<<<<

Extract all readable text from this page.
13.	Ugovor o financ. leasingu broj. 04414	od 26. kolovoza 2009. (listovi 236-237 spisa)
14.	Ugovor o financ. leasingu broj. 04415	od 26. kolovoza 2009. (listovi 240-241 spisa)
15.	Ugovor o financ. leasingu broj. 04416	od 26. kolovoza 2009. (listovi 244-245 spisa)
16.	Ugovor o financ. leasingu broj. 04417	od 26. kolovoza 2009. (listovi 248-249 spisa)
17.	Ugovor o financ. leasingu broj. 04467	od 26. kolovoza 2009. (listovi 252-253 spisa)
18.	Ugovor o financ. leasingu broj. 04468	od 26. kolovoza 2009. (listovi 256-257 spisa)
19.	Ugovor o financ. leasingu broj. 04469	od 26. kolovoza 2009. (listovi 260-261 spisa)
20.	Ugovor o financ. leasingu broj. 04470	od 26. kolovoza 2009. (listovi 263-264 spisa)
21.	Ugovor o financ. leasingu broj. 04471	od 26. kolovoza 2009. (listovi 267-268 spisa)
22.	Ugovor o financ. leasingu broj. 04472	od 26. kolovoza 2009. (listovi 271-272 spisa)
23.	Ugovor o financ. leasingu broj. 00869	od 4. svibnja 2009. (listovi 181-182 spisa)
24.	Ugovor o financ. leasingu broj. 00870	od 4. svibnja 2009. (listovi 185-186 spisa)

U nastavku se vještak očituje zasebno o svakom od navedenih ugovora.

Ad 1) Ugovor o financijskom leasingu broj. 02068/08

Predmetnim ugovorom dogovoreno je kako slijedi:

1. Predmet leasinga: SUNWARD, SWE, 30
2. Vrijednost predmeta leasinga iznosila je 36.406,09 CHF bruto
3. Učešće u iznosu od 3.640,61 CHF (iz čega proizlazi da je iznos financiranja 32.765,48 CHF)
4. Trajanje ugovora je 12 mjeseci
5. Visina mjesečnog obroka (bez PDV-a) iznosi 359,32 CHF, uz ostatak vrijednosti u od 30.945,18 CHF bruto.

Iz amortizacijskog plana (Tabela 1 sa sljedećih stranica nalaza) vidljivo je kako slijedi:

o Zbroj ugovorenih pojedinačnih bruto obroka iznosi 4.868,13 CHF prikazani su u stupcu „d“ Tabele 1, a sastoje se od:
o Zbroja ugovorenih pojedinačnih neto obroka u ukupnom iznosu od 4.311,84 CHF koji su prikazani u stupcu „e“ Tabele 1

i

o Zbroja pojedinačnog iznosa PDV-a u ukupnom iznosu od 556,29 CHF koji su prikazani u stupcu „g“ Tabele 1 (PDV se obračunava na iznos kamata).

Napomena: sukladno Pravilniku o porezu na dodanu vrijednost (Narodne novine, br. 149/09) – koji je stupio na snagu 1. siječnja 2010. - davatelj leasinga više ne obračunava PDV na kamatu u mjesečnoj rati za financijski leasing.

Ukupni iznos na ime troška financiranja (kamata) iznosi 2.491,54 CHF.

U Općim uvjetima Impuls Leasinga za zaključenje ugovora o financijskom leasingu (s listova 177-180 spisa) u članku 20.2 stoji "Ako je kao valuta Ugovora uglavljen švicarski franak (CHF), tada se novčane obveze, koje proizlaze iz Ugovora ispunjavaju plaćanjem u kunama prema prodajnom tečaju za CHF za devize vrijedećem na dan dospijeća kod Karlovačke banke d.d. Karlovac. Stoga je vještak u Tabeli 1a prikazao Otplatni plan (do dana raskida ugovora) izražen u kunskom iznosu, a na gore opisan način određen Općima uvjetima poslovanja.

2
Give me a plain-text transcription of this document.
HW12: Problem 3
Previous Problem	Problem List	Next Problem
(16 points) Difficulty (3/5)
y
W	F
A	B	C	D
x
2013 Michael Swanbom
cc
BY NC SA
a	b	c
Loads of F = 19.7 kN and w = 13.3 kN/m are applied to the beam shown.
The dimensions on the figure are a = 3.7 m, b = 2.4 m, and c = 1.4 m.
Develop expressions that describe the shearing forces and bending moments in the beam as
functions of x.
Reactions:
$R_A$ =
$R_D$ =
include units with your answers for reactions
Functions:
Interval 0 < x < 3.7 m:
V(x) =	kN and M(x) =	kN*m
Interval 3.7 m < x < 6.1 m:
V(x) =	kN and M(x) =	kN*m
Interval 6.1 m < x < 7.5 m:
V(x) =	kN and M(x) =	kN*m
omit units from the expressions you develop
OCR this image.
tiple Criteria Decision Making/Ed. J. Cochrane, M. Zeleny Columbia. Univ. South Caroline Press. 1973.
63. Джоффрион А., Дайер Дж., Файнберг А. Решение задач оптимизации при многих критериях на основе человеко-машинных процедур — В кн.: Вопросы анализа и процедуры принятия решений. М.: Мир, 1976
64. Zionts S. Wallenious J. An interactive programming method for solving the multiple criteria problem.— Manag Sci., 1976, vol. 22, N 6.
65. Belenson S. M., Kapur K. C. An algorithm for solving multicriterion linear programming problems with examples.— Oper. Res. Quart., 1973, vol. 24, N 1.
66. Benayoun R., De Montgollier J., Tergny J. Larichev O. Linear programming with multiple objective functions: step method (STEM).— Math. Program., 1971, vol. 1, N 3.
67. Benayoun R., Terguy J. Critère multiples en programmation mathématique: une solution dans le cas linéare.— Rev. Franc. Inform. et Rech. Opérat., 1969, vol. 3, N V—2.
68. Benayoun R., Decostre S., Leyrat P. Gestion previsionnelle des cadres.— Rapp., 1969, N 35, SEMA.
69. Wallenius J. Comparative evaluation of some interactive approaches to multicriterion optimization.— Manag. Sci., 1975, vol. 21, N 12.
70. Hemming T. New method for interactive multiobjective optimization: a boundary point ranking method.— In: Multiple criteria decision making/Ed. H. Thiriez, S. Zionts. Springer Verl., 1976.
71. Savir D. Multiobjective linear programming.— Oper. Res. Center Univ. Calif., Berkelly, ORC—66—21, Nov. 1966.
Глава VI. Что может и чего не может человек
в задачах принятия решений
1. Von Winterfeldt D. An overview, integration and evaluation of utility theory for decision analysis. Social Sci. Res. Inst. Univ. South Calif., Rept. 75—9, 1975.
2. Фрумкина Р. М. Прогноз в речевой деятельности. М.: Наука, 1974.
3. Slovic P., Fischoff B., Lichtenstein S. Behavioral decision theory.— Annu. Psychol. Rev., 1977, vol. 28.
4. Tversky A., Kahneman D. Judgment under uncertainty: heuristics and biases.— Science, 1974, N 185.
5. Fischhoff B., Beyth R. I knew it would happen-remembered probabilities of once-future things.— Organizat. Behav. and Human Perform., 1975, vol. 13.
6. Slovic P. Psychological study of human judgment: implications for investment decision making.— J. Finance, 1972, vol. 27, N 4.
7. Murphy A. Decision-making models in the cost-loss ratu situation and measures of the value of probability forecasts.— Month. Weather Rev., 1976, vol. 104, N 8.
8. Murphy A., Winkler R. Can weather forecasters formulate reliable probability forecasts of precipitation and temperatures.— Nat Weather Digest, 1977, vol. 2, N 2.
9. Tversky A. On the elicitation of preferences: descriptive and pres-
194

>>>>

> [Task requirements]: Repeat the entries exactly, all of them.

> [Solution to this task]:
Extract all readable text from this page.
13.	Ugovor o financ. leasingu broj. 04414	od 26. kolovoza 2009. (listovi 236-237 spisa)
14.	Ugovor o financ. leasingu broj. 04415	od 26. kolovoza 2009. (listovi 240-241 spisa)
15.	Ugovor o financ. leasingu broj. 04416	od 26. kolovoza 2009. (listovi 244-245 spisa)
16.	Ugovor o financ. leasingu broj. 04417	od 26. kolovoza 2009. (listovi 248-249 spisa)
17.	Ugovor o financ. leasingu broj. 04467	od 26. kolovoza 2009. (listovi 252-253 spisa)
18.	Ugovor o financ. leasingu broj. 04468	od 26. kolovoza 2009. (listovi 256-257 spisa)
19.	Ugovor o financ. leasingu broj. 04469	od 26. kolovoza 2009. (listovi 260-261 spisa)
20.	Ugovor o financ. leasingu broj. 04470	od 26. kolovoza 2009. (listovi 263-264 spisa)
21.	Ugovor o financ. leasingu broj. 04471	od 26. kolovoza 2009. (listovi 267-268 spisa)
22.	Ugovor o financ. leasingu broj. 04472	od 26. kolovoza 2009. (listovi 271-272 spisa)
23.	Ugovor o financ. leasingu broj. 00869	od 4. svibnja 2009. (listovi 181-182 spisa)
24.	Ugovor o financ. leasingu broj. 00870	od 4. svibnja 2009. (listovi 185-186 spisa)

U nastavku se vještak očituje zasebno o svakom od navedenih ugovora.

Ad 1) Ugovor o financijskom leasingu broj. 02068/08

Predmetnim ugovorom dogovoreno je kako slijedi:

1. Predmet leasinga: SUNWARD, SWE, 30
2. Vrijednost predmeta leasinga iznosila je 36.406,09 CHF bruto
3. Učešće u iznosu od 3.640,61 CHF (iz čega proizlazi da je iznos financiranja 32.765,48 CHF)
4. Trajanje ugovora je 12 mjeseci
5. Visina mjesečnog obroka (bez PDV-a) iznosi 359,32 CHF, uz ostatak vrijednosti u od 30.945,18 CHF bruto.

Iz amortizacijskog plana (Tabela 1 sa sljedećih stranica nalaza) vidljivo je kako slijedi:

o Zbroj ugovorenih pojedinačnih bruto obroka iznosi 4.868,13 CHF prikazani su u stupcu „d“ Tabele 1, a sastoje se od:
o Zbroja ugovorenih pojedinačnih neto obroka u ukupnom iznosu od 4.311,84 CHF koji su prikazani u stupcu „e“ Tabele 1

i

o Zbroja pojedinačnog iznosa PDV-a u ukupnom iznosu od 556,29 CHF koji su prikazani u stupcu „g“ Tabele 1 (PDV se obračunava na iznos kamata).

Napomena: sukladno Pravilniku o porezu na dodanu vrijednost (Narodne novine, br. 149/09) – koji je stupio na snagu 1. siječnja 2010. - davatelj leasinga više ne obračunava PDV na kamatu u mjesečnoj rati za financijski leasing.

Ukupni iznos na ime troška financiranja (kamata) iznosi 2.491,54 CHF.

U Općim uvjetima Impuls Leasinga za zaključenje ugovora o financijskom leasingu (s listova 177-180 spisa) u članku 20.2 stoji "Ako je kao valuta Ugovora uglavljen švicarski franak (CHF), tada se novčane obveze, koje proizlaze iz Ugovora ispunjavaju plaćanjem u kunama prema prodajnom tečaju za CHF za devize vrijedećem na dan dospijeća kod Karlovačke banke d.d. Karlovac. Stoga je vještak u Tabeli 1a prikazao Otplatni plan (do dana raskida ugovora) izražen u kunskom iznosu, a na gore opisan način određen Općima uvjetima poslovanja.

2
Give me a plain-text transcription of this document.
HW12: Problem 3
Previous Problem	Problem List	Next Problem
(16 points) Difficulty (3/5)
y
W	F
A	B	C	D
x
2013 Michael Swanbom
cc
BY NC SA
a	b	c
Loads of F = 19.7 kN and w = 13.3 kN/m are applied to the beam shown.
The dimensions on the figure are a = 3.7 m, b = 2.4 m, and c = 1.4 m.
Develop expressions that describe the shearing forces and bending moments in the beam as
functions of x.
Reactions:
$R_A$ =
$R_D$ =
include units with your answers for reactions
Functions:
Interval 0 < x < 3.7 m:
V(x) =	kN and M(x) =	kN*m
Interval 3.7 m < x < 6.1 m:
V(x) =	kN and M(x) =	kN*m
Interval 6.1 m < x < 7.5 m:
V(x) =	kN and M(x) =	kN*m
omit units from the expressions you develop
OCR this image.
tiple Criteria Decision Making/Ed. J. Cochrane, M. Zeleny Columbia. Univ. South Caroline Press. 1973.
63. Джоффрион А., Дайер Дж., Файнберг А. Решение задач оптимизации при многих критериях на основе человеко-машинных процедур — В кн.: Вопросы анализа и процедуры принятия решений. М.: Мир, 1976
64. Zionts S. Wallenious J. An interactive programming method for solving the multiple criteria problem.— Manag Sci., 1976, vol. 22, N 6.
65. Belenson S. M., Kapur K. C. An algorithm for solving multicriterion linear programming problems with examples.— Oper. Res. Quart., 1973, vol. 24, N 1.
66. Benayoun R., De Montgollier J., Tergny J. Larichev O. Linear programming with multiple objective functions: step method (STEM).— Math. Program., 1971, vol. 1, N 3.
67. Benayoun R., Terguy J. Critère multiples en programmation mathématique: une solution dans le cas linéare.— Rev. Franc. Inform. et Rech. Opérat., 1969, vol. 3, N V—2.
68. Benayoun R., Decostre S., Leyrat P. Gestion previsionnelle des cadres.— Rapp., 1969, N 35, SEMA.
69. Wallenius J. Comparative evaluation of some interactive approaches to multicriterion optimization.— Manag. Sci., 1975, vol. 21, N 12.
70. Hemming T. New method for interactive multiobjective optimization: a boundary point ranking method.— In: Multiple criteria decision making/Ed. H. Thiriez, S. Zionts. Springer Verl., 1976.
71. Savir D. Multiobjective linear programming.— Oper. Res. Center Univ. Calif., Berkelly, ORC—66—21, Nov. 1966.
Глава VI. Что может и чего не может человек
в задачах принятия решений
1. Von Winterfeldt D. An overview, integration and evaluation of utility theory for decision analysis. Social Sci. Res. Inst. Univ. South Calif., Rept. 75—9, 1975.
2. Фрумкина Р. М. Прогноз в речевой деятельности. М.: Наука, 1974.
3. Slovic P., Fischoff B., Lichtenstein S. Behavioral decision theory.— Annu. Psychol. Rev., 1977, vol. 28.
4. Tversky A., Kahneman D. Judgment under uncertainty: heuristics and biases.— Science, 1974, N 185.
5. Fischhoff B., Beyth R. I knew it would happen-remembered probabilities of once-future things.— Organizat. Behav. and Human Perform., 1975, vol. 13.
6. Slovic P. Psychological study of human judgment: implications for investment decision making.— J. Finance, 1972, vol. 27, N 4.
7. Murphy A. Decision-making models in the cost-loss ratu situation and measures of the value of probability forecasts.— Month. Weather Rev., 1976, vol. 104, N 8.
8. Murphy A., Winkler R. Can weather forecasters formulate reliable probability forecasts of precipitation and temperatures.— Nat Weather Digest, 1977, vol. 2, N 2.
9. Tversky A. On the elicitation of preferences: descriptive and pres-
194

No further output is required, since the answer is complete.